Task goal. List every line below containing "покрытием".

Supplied records.
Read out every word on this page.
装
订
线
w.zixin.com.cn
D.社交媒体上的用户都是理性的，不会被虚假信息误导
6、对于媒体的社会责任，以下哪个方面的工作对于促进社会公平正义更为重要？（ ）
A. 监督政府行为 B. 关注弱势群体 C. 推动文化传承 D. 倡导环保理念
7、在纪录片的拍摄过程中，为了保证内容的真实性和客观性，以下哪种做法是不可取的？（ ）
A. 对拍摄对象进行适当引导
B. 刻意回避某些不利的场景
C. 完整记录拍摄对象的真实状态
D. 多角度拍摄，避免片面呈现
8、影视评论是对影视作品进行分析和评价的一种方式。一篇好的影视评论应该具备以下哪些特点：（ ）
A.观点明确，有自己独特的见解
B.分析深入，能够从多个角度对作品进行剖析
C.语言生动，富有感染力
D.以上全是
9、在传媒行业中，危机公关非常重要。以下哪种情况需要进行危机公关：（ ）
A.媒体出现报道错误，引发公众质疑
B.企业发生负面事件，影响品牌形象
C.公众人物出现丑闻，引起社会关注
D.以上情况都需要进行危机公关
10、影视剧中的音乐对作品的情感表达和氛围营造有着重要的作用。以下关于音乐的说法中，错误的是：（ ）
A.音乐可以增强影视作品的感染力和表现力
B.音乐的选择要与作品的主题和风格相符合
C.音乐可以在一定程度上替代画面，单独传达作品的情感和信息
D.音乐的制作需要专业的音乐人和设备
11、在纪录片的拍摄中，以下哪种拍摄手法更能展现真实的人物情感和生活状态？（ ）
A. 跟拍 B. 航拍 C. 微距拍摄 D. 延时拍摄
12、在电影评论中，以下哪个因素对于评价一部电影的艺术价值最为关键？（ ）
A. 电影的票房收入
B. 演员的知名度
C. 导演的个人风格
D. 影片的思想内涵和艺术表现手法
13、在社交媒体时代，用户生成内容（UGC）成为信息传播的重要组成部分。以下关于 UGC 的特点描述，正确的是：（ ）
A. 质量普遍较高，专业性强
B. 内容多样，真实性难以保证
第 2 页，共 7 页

---

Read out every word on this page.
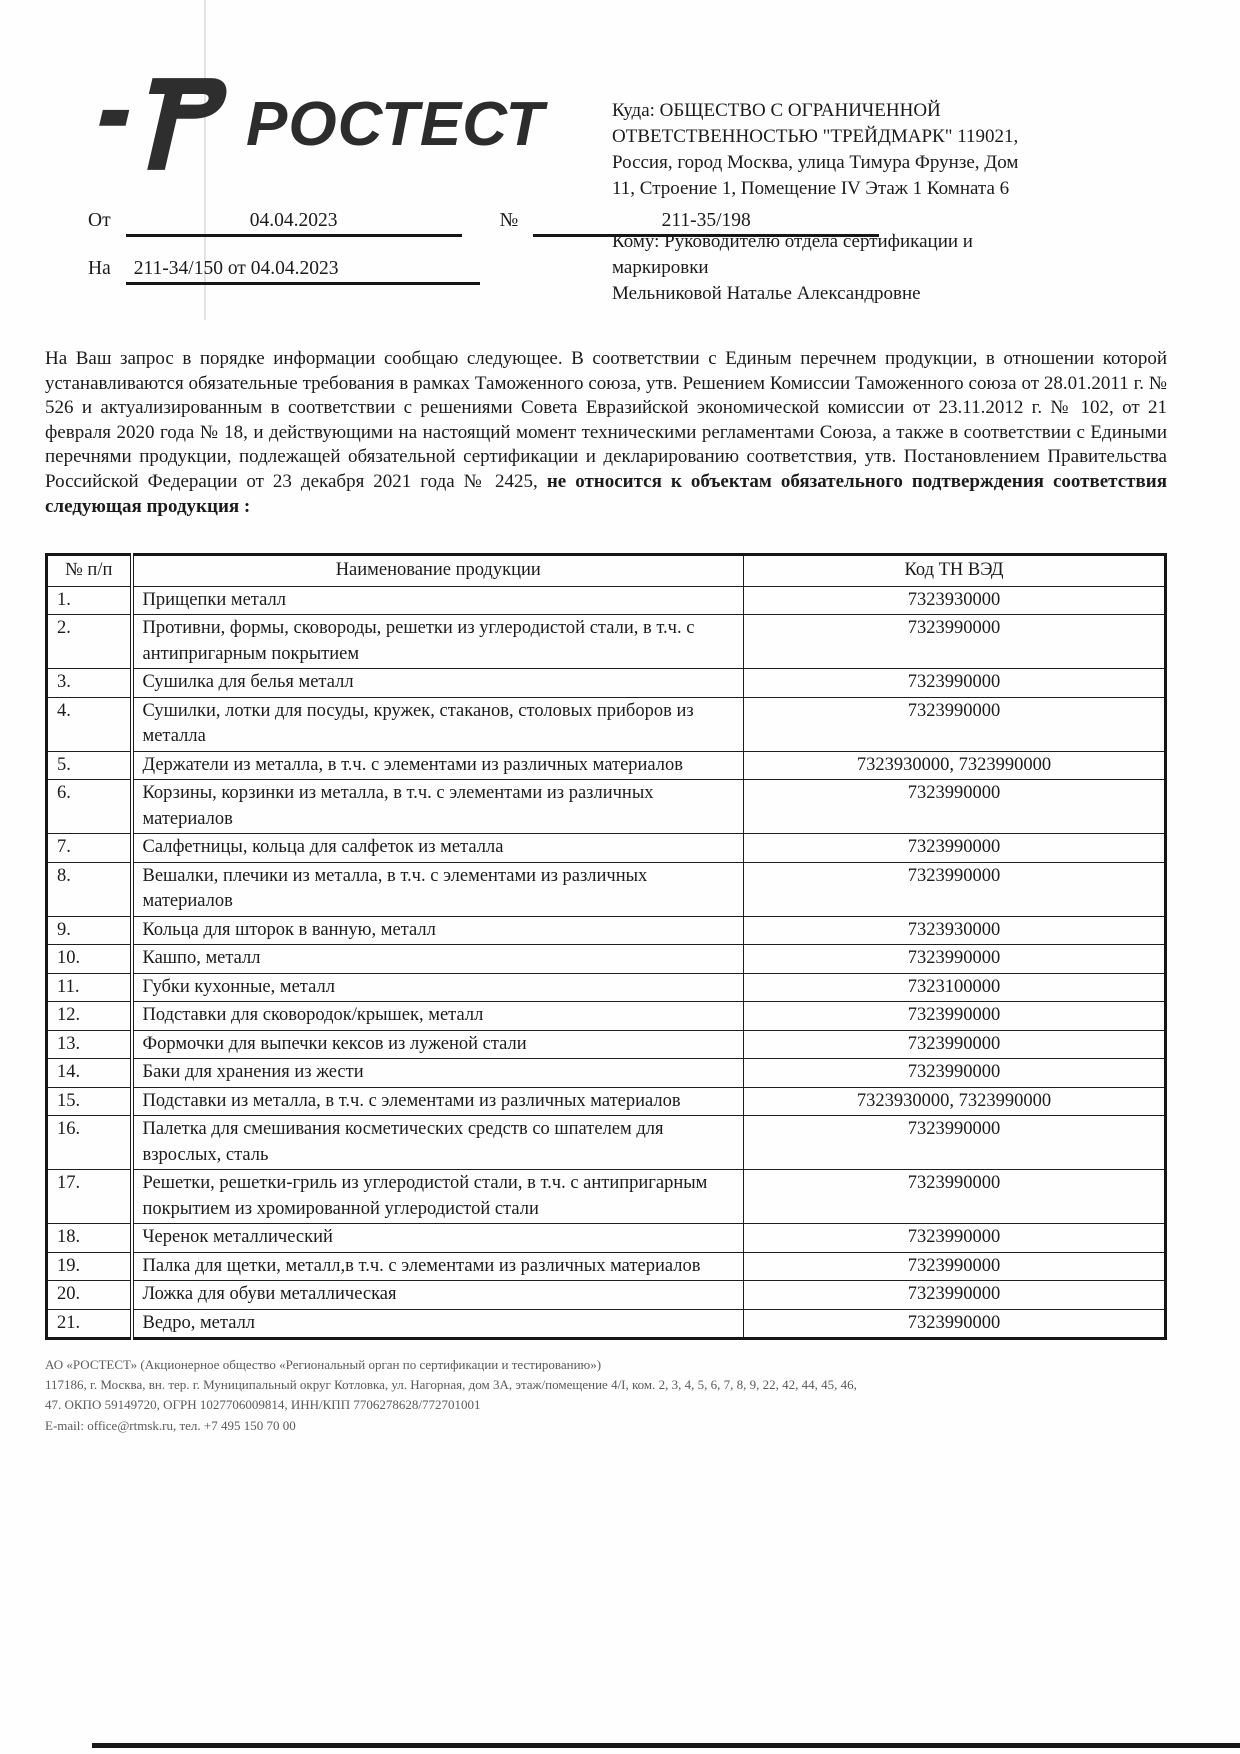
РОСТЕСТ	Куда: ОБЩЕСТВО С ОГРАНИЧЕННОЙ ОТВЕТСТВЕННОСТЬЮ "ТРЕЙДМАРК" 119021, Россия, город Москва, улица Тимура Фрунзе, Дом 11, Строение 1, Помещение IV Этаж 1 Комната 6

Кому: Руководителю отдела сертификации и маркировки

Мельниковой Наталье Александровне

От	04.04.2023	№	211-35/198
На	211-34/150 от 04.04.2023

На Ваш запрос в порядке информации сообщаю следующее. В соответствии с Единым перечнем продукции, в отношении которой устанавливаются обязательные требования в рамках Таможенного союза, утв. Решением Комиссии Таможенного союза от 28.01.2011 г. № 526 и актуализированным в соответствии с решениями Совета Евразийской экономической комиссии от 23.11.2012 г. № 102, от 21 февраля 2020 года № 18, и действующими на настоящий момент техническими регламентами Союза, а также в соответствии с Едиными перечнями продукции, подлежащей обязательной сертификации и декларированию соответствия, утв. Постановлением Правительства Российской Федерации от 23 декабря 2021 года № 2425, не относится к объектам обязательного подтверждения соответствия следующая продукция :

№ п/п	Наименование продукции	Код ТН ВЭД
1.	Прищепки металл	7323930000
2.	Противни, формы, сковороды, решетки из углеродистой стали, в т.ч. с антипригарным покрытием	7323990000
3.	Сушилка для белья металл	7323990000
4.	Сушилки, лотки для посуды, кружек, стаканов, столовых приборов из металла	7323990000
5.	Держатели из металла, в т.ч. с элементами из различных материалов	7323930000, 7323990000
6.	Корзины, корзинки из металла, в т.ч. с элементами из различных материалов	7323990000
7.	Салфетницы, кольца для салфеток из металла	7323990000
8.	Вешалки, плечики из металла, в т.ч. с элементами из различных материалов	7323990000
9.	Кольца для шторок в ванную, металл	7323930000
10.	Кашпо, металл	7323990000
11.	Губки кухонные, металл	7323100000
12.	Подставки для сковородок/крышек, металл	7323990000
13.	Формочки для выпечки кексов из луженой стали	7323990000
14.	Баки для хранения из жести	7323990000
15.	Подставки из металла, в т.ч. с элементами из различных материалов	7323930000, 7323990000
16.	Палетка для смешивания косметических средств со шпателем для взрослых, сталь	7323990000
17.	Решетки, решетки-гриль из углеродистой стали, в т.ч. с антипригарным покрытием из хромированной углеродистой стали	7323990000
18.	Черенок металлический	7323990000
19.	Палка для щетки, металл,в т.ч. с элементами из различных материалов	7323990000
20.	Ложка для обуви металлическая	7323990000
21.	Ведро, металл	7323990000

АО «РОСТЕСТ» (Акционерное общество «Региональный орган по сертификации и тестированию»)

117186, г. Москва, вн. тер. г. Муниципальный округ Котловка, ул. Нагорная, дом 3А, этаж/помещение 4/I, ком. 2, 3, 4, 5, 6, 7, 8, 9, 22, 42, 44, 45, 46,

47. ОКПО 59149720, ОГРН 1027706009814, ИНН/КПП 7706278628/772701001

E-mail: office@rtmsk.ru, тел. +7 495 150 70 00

Result of the task.
2.	Противни, формы, сковороды, решетки из углеродистой стали, в т.ч. с антипригарным покрытием	7323990000
17.	Решетки, решетки-гриль из углеродистой стали, в т.ч. с антипригарным покрытием из хромированной углеродистой стали	7323990000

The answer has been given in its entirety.